+++ RECORDS FOR THIS EXERCISE

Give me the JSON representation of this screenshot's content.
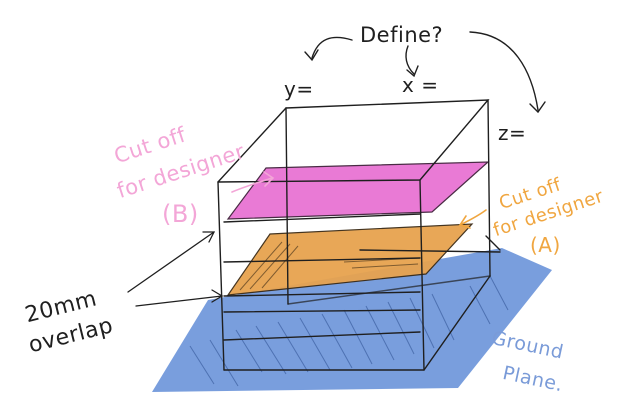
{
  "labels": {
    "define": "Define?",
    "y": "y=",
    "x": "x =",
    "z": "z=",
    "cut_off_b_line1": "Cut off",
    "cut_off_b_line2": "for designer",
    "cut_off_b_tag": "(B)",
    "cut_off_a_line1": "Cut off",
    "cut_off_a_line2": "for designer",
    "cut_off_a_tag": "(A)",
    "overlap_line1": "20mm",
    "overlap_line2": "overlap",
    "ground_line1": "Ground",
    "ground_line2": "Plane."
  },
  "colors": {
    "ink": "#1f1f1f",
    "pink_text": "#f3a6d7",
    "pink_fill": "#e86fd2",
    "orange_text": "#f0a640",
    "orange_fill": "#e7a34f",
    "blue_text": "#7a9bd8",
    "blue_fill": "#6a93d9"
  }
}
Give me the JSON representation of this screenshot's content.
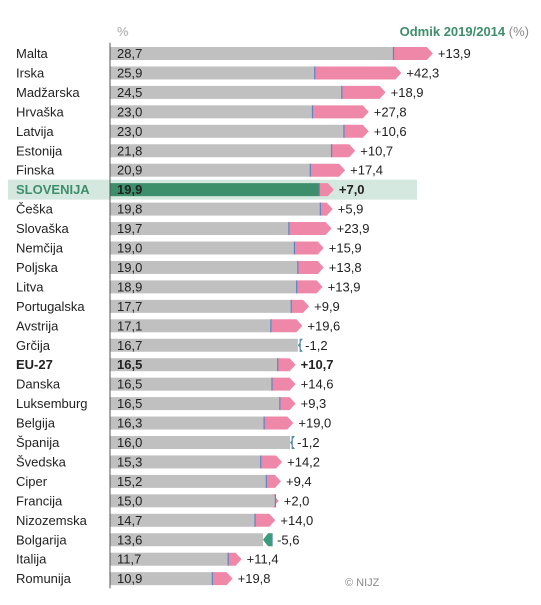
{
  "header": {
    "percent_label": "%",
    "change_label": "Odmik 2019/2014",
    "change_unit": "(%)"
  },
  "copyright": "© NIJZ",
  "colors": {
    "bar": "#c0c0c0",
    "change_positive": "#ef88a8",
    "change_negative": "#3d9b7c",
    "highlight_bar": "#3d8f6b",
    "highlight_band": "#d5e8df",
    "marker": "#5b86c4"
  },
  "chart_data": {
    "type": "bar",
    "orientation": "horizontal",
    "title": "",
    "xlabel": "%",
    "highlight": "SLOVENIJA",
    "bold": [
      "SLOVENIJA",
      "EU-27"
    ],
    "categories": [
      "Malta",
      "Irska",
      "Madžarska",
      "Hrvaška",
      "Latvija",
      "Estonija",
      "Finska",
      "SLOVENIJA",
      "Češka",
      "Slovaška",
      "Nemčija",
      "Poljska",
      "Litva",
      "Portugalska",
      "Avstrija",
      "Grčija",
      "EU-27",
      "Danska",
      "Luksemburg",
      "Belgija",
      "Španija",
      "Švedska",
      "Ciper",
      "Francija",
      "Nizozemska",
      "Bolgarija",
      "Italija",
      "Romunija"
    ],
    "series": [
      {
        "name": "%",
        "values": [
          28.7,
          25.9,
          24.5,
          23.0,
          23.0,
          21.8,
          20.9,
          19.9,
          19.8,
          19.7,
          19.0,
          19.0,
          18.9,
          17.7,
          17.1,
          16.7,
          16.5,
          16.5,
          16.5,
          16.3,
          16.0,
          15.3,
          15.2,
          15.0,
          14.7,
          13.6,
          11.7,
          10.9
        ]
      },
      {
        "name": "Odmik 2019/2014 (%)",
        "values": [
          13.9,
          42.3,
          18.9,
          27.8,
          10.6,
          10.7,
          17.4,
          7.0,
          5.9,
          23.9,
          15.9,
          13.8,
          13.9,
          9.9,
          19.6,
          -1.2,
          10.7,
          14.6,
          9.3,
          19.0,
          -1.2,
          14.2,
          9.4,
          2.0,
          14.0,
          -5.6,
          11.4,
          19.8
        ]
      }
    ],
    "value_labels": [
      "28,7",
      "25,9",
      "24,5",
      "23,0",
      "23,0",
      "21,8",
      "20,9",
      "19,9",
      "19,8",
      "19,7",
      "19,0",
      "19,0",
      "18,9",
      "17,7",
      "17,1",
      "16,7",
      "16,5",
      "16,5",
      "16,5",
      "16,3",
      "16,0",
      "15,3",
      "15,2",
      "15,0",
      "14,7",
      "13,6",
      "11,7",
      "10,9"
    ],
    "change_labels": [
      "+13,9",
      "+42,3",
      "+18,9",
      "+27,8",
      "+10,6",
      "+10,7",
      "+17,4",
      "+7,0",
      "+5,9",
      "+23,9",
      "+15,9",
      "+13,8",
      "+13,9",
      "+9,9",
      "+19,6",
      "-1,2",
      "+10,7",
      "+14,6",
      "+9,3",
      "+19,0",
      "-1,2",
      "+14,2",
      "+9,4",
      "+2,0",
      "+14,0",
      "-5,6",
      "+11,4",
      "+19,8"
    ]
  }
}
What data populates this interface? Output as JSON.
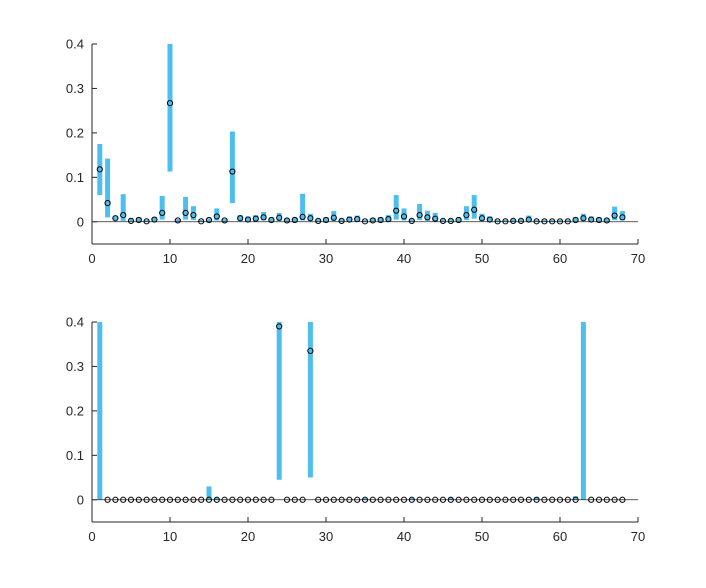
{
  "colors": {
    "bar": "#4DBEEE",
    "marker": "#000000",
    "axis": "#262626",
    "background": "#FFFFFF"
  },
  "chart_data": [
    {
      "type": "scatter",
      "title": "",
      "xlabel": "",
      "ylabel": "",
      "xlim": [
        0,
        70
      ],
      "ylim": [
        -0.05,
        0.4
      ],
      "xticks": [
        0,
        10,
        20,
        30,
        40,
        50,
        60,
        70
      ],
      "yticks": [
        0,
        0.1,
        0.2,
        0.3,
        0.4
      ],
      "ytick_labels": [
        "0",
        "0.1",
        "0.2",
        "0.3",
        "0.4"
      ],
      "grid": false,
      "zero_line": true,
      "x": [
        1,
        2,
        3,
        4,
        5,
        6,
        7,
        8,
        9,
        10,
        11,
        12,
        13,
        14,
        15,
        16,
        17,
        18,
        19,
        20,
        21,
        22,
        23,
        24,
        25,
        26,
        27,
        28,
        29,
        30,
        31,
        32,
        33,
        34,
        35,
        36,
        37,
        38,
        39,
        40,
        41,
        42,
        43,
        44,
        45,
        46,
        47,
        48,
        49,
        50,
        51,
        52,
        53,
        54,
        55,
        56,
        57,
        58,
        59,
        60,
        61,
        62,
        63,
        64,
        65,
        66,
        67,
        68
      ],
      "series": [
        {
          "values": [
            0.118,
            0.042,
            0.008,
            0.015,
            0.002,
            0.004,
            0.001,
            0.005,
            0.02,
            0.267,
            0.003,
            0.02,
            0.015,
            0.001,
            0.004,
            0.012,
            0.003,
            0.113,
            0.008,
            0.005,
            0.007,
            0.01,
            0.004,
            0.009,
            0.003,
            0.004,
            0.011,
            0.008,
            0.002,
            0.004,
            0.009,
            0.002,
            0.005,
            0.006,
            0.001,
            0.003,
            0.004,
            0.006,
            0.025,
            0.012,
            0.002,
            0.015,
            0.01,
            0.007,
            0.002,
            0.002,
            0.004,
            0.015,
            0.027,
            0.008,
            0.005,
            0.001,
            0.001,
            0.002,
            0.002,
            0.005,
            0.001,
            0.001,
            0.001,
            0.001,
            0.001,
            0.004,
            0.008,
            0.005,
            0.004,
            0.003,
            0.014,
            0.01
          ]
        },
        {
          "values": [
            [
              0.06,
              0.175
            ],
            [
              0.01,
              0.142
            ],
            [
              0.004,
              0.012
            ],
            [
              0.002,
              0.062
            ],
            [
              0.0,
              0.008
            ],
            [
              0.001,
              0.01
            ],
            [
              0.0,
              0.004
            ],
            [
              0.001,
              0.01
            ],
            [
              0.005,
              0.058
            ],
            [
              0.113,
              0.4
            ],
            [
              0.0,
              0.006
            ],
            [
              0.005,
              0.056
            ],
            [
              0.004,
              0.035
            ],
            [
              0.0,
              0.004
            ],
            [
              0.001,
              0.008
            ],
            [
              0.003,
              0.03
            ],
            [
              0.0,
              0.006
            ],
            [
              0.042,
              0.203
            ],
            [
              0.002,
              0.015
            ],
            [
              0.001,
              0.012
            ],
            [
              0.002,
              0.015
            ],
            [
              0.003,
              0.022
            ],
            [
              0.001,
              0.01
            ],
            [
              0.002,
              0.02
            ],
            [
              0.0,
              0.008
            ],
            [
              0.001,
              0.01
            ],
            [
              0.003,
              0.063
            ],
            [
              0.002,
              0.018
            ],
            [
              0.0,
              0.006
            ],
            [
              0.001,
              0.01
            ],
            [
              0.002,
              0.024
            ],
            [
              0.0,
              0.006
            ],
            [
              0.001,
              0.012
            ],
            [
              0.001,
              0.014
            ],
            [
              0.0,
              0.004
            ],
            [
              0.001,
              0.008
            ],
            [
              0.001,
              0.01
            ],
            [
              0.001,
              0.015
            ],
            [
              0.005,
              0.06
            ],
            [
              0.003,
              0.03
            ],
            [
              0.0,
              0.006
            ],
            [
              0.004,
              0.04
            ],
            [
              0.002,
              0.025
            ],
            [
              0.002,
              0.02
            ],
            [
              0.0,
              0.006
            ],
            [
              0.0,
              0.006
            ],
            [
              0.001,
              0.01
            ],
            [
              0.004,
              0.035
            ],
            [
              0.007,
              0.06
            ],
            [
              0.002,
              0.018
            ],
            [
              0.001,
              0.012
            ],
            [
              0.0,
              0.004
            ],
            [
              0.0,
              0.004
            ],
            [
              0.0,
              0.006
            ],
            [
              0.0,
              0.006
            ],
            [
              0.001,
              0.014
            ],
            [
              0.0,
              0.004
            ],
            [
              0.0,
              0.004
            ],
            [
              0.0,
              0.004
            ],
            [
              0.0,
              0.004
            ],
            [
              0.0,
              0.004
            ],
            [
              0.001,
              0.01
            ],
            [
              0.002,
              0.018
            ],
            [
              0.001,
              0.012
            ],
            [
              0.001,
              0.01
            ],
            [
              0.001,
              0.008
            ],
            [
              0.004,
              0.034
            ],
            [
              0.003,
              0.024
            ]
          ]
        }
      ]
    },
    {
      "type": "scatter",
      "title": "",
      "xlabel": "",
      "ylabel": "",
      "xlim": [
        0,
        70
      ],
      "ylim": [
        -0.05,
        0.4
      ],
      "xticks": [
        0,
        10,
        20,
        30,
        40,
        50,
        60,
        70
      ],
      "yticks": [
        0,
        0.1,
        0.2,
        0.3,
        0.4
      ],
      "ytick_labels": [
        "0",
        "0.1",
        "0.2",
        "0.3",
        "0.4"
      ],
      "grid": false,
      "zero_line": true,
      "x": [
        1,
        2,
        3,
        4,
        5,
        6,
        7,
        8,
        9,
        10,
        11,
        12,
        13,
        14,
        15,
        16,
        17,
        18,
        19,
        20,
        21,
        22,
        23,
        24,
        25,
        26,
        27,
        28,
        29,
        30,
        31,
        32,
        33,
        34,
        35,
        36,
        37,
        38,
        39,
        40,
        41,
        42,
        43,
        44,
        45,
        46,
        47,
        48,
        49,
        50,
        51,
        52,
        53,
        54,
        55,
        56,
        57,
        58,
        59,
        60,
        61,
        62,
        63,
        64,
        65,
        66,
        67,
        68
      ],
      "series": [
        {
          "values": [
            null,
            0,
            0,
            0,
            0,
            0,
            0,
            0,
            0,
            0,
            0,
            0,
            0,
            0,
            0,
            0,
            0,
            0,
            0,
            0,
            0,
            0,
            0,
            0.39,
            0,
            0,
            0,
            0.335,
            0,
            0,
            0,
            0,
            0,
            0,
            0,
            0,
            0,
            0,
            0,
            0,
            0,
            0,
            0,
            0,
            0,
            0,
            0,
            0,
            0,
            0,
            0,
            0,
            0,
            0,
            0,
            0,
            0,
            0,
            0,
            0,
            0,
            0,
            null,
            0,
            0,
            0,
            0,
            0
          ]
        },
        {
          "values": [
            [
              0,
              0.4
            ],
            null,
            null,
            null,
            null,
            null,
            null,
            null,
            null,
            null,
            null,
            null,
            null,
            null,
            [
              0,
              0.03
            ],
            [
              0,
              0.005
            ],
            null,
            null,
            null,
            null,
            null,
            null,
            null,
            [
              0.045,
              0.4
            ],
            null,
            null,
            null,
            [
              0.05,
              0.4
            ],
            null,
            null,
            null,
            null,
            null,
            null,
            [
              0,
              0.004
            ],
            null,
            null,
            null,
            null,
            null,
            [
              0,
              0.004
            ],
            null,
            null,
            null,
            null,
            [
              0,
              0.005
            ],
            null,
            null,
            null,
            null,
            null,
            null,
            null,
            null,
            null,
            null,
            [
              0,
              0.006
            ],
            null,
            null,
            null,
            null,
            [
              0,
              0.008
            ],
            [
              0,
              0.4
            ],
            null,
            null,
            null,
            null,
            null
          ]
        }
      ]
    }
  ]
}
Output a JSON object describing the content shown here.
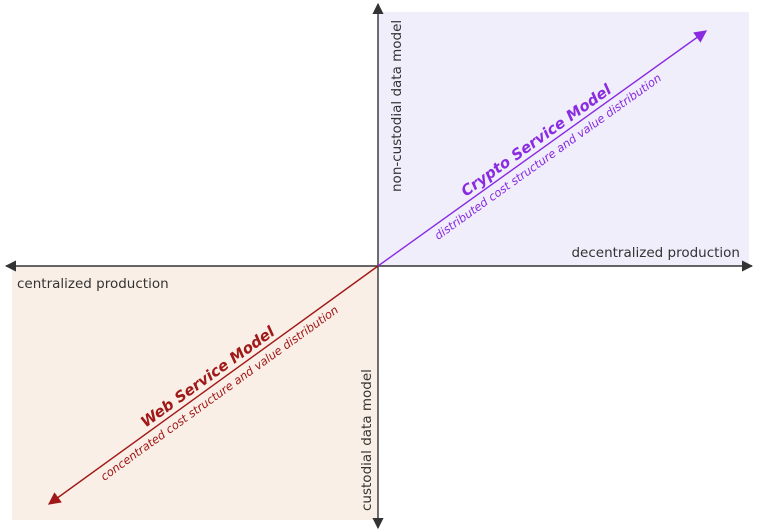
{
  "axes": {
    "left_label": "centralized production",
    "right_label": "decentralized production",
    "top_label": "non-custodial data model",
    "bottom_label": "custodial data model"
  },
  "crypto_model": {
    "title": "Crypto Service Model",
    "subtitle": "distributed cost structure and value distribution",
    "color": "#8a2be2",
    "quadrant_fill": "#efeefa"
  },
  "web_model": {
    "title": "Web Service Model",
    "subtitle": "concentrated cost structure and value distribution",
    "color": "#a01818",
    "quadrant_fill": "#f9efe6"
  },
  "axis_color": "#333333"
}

++++++

## [REQUIRED WORK]
Go through the listing above and pull out each line containing the word "custodial".

## [OUTPUT BELOW]
    "top_label": "non-custodial data model",
    "bottom_label": "custodial data model"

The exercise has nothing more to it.